BEGIN GIVEN DATA

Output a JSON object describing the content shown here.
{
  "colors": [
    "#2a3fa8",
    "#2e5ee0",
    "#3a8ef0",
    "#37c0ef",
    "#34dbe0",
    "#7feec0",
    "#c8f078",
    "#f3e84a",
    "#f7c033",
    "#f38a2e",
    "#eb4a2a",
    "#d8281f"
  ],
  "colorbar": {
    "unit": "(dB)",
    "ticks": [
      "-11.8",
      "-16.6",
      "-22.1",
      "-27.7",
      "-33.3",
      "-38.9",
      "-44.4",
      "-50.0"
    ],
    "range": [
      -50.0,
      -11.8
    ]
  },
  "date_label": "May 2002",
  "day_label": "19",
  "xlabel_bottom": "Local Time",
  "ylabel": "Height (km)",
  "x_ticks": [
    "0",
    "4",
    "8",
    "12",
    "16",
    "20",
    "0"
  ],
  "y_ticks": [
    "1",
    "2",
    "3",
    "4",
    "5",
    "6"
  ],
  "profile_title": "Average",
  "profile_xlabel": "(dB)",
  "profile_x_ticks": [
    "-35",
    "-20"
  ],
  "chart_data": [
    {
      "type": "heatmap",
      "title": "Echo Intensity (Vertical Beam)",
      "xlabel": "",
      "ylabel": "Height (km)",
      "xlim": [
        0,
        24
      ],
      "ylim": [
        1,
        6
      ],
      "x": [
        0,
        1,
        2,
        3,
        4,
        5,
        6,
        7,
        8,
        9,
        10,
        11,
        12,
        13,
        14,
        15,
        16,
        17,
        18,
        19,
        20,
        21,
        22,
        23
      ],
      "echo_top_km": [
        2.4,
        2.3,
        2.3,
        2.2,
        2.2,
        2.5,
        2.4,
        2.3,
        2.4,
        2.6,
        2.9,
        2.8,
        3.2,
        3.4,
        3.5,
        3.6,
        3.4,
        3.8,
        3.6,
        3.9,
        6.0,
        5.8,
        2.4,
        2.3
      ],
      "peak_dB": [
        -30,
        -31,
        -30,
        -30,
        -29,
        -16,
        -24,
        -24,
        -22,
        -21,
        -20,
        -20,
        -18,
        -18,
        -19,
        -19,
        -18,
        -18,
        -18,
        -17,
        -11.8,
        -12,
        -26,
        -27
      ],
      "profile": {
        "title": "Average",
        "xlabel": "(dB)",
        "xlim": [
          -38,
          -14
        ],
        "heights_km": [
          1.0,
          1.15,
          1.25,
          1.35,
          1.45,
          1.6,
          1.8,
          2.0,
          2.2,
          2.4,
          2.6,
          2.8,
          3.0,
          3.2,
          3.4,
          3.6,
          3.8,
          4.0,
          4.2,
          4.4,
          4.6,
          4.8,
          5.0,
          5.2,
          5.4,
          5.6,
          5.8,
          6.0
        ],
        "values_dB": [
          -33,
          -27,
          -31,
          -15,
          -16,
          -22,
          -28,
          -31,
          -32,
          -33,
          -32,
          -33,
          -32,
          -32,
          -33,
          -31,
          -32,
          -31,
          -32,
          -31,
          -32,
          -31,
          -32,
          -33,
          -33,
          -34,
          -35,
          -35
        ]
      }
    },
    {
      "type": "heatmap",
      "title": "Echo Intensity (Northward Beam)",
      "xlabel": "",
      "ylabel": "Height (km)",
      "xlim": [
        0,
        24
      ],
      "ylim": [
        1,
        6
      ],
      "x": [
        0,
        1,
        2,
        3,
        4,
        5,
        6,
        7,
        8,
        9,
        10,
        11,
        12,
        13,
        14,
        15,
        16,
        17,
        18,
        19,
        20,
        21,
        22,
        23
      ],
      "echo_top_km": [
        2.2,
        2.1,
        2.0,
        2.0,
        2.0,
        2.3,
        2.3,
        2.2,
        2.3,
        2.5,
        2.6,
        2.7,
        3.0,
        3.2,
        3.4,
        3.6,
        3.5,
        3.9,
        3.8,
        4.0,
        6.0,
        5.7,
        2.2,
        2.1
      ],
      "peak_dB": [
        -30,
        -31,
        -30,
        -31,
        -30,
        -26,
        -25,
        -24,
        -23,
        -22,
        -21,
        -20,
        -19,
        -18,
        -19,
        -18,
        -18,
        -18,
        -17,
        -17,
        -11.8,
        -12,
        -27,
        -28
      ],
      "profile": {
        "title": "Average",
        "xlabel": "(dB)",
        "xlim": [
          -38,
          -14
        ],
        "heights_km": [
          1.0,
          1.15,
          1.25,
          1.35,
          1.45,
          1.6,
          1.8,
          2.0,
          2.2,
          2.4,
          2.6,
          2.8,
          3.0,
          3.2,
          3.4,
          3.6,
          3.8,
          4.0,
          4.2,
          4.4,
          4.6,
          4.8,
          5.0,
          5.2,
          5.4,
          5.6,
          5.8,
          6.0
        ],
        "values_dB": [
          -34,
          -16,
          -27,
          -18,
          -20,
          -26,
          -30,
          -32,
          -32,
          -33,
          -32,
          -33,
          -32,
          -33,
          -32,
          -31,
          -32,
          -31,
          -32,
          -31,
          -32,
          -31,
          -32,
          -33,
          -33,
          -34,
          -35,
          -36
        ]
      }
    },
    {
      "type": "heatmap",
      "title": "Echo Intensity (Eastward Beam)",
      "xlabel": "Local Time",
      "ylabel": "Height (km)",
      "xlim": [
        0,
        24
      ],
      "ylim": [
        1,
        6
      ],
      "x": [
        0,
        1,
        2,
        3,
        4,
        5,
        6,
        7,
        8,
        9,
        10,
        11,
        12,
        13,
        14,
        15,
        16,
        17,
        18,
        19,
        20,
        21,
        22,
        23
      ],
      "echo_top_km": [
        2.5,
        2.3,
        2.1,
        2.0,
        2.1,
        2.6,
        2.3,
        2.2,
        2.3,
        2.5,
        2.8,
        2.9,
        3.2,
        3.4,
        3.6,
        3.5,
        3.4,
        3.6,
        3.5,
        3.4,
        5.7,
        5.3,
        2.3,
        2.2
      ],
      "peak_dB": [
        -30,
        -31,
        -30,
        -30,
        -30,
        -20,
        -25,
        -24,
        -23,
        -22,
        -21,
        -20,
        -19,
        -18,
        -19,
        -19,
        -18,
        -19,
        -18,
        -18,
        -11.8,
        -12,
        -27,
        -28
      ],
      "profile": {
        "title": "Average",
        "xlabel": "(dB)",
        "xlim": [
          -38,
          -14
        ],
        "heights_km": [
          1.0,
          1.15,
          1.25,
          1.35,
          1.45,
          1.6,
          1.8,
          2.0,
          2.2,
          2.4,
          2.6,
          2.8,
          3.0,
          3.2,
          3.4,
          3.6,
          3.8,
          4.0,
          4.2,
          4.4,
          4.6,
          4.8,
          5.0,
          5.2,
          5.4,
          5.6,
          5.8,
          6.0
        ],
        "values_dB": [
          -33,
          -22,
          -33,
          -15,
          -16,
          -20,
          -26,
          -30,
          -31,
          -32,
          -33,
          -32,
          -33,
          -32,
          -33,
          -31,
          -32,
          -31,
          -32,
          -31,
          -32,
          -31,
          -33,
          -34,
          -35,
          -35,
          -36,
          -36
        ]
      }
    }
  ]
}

END GIVEN DATA

- _WHAT THE TASK REQUIRES_: Repeat each record exactly. Omit nothing.

- _SOLUTION FOR THIS EXERCISE_:
Output a JSON object describing the content shown here.
{
  "colors": [
    "#2a3fa8",
    "#2e5ee0",
    "#3a8ef0",
    "#37c0ef",
    "#34dbe0",
    "#7feec0",
    "#c8f078",
    "#f3e84a",
    "#f7c033",
    "#f38a2e",
    "#eb4a2a",
    "#d8281f"
  ],
  "colorbar": {
    "unit": "(dB)",
    "ticks": [
      "-11.8",
      "-16.6",
      "-22.1",
      "-27.7",
      "-33.3",
      "-38.9",
      "-44.4",
      "-50.0"
    ],
    "range": [
      -50.0,
      -11.8
    ]
  },
  "date_label": "May 2002",
  "day_label": "19",
  "xlabel_bottom": "Local Time",
  "ylabel": "Height (km)",
  "x_ticks": [
    "0",
    "4",
    "8",
    "12",
    "16",
    "20",
    "0"
  ],
  "y_ticks": [
    "1",
    "2",
    "3",
    "4",
    "5",
    "6"
  ],
  "profile_title": "Average",
  "profile_xlabel": "(dB)",
  "profile_x_ticks": [
    "-35",
    "-20"
  ],
  "chart_data": [
    {
      "type": "heatmap",
      "title": "Echo Intensity (Vertical Beam)",
      "xlabel": "",
      "ylabel": "Height (km)",
      "xlim": [
        0,
        24
      ],
      "ylim": [
        1,
        6
      ],
      "x": [
        0,
        1,
        2,
        3,
        4,
        5,
        6,
        7,
        8,
        9,
        10,
        11,
        12,
        13,
        14,
        15,
        16,
        17,
        18,
        19,
        20,
        21,
        22,
        23
      ],
      "echo_top_km": [
        2.4,
        2.3,
        2.3,
        2.2,
        2.2,
        2.5,
        2.4,
        2.3,
        2.4,
        2.6,
        2.9,
        2.8,
        3.2,
        3.4,
        3.5,
        3.6,
        3.4,
        3.8,
        3.6,
        3.9,
        6.0,
        5.8,
        2.4,
        2.3
      ],
      "peak_dB": [
        -30,
        -31,
        -30,
        -30,
        -29,
        -16,
        -24,
        -24,
        -22,
        -21,
        -20,
        -20,
        -18,
        -18,
        -19,
        -19,
        -18,
        -18,
        -18,
        -17,
        -11.8,
        -12,
        -26,
        -27
      ],
      "profile": {
        "title": "Average",
        "xlabel": "(dB)",
        "xlim": [
          -38,
          -14
        ],
        "heights_km": [
          1.0,
          1.15,
          1.25,
          1.35,
          1.45,
          1.6,
          1.8,
          2.0,
          2.2,
          2.4,
          2.6,
          2.8,
          3.0,
          3.2,
          3.4,
          3.6,
          3.8,
          4.0,
          4.2,
          4.4,
          4.6,
          4.8,
          5.0,
          5.2,
          5.4,
          5.6,
          5.8,
          6.0
        ],
        "values_dB": [
          -33,
          -27,
          -31,
          -15,
          -16,
          -22,
          -28,
          -31,
          -32,
          -33,
          -32,
          -33,
          -32,
          -32,
          -33,
          -31,
          -32,
          -31,
          -32,
          -31,
          -32,
          -31,
          -32,
          -33,
          -33,
          -34,
          -35,
          -35
        ]
      }
    },
    {
      "type": "heatmap",
      "title": "Echo Intensity (Northward Beam)",
      "xlabel": "",
      "ylabel": "Height (km)",
      "xlim": [
        0,
        24
      ],
      "ylim": [
        1,
        6
      ],
      "x": [
        0,
        1,
        2,
        3,
        4,
        5,
        6,
        7,
        8,
        9,
        10,
        11,
        12,
        13,
        14,
        15,
        16,
        17,
        18,
        19,
        20,
        21,
        22,
        23
      ],
      "echo_top_km": [
        2.2,
        2.1,
        2.0,
        2.0,
        2.0,
        2.3,
        2.3,
        2.2,
        2.3,
        2.5,
        2.6,
        2.7,
        3.0,
        3.2,
        3.4,
        3.6,
        3.5,
        3.9,
        3.8,
        4.0,
        6.0,
        5.7,
        2.2,
        2.1
      ],
      "peak_dB": [
        -30,
        -31,
        -30,
        -31,
        -30,
        -26,
        -25,
        -24,
        -23,
        -22,
        -21,
        -20,
        -19,
        -18,
        -19,
        -18,
        -18,
        -18,
        -17,
        -17,
        -11.8,
        -12,
        -27,
        -28
      ],
      "profile": {
        "title": "Average",
        "xlabel": "(dB)",
        "xlim": [
          -38,
          -14
        ],
        "heights_km": [
          1.0,
          1.15,
          1.25,
          1.35,
          1.45,
          1.6,
          1.8,
          2.0,
          2.2,
          2.4,
          2.6,
          2.8,
          3.0,
          3.2,
          3.4,
          3.6,
          3.8,
          4.0,
          4.2,
          4.4,
          4.6,
          4.8,
          5.0,
          5.2,
          5.4,
          5.6,
          5.8,
          6.0
        ],
        "values_dB": [
          -34,
          -16,
          -27,
          -18,
          -20,
          -26,
          -30,
          -32,
          -32,
          -33,
          -32,
          -33,
          -32,
          -33,
          -32,
          -31,
          -32,
          -31,
          -32,
          -31,
          -32,
          -31,
          -32,
          -33,
          -33,
          -34,
          -35,
          -36
        ]
      }
    },
    {
      "type": "heatmap",
      "title": "Echo Intensity (Eastward Beam)",
      "xlabel": "Local Time",
      "ylabel": "Height (km)",
      "xlim": [
        0,
        24
      ],
      "ylim": [
        1,
        6
      ],
      "x": [
        0,
        1,
        2,
        3,
        4,
        5,
        6,
        7,
        8,
        9,
        10,
        11,
        12,
        13,
        14,
        15,
        16,
        17,
        18,
        19,
        20,
        21,
        22,
        23
      ],
      "echo_top_km": [
        2.5,
        2.3,
        2.1,
        2.0,
        2.1,
        2.6,
        2.3,
        2.2,
        2.3,
        2.5,
        2.8,
        2.9,
        3.2,
        3.4,
        3.6,
        3.5,
        3.4,
        3.6,
        3.5,
        3.4,
        5.7,
        5.3,
        2.3,
        2.2
      ],
      "peak_dB": [
        -30,
        -31,
        -30,
        -30,
        -30,
        -20,
        -25,
        -24,
        -23,
        -22,
        -21,
        -20,
        -19,
        -18,
        -19,
        -19,
        -18,
        -19,
        -18,
        -18,
        -11.8,
        -12,
        -27,
        -28
      ],
      "profile": {
        "title": "Average",
        "xlabel": "(dB)",
        "xlim": [
          -38,
          -14
        ],
        "heights_km": [
          1.0,
          1.15,
          1.25,
          1.35,
          1.45,
          1.6,
          1.8,
          2.0,
          2.2,
          2.4,
          2.6,
          2.8,
          3.0,
          3.2,
          3.4,
          3.6,
          3.8,
          4.0,
          4.2,
          4.4,
          4.6,
          4.8,
          5.0,
          5.2,
          5.4,
          5.6,
          5.8,
          6.0
        ],
        "values_dB": [
          -33,
          -22,
          -33,
          -15,
          -16,
          -20,
          -26,
          -30,
          -31,
          -32,
          -33,
          -32,
          -33,
          -32,
          -33,
          -31,
          -32,
          -31,
          -32,
          -31,
          -32,
          -31,
          -33,
          -34,
          -35,
          -35,
          -36,
          -36
        ]
      }
    }
  ]
}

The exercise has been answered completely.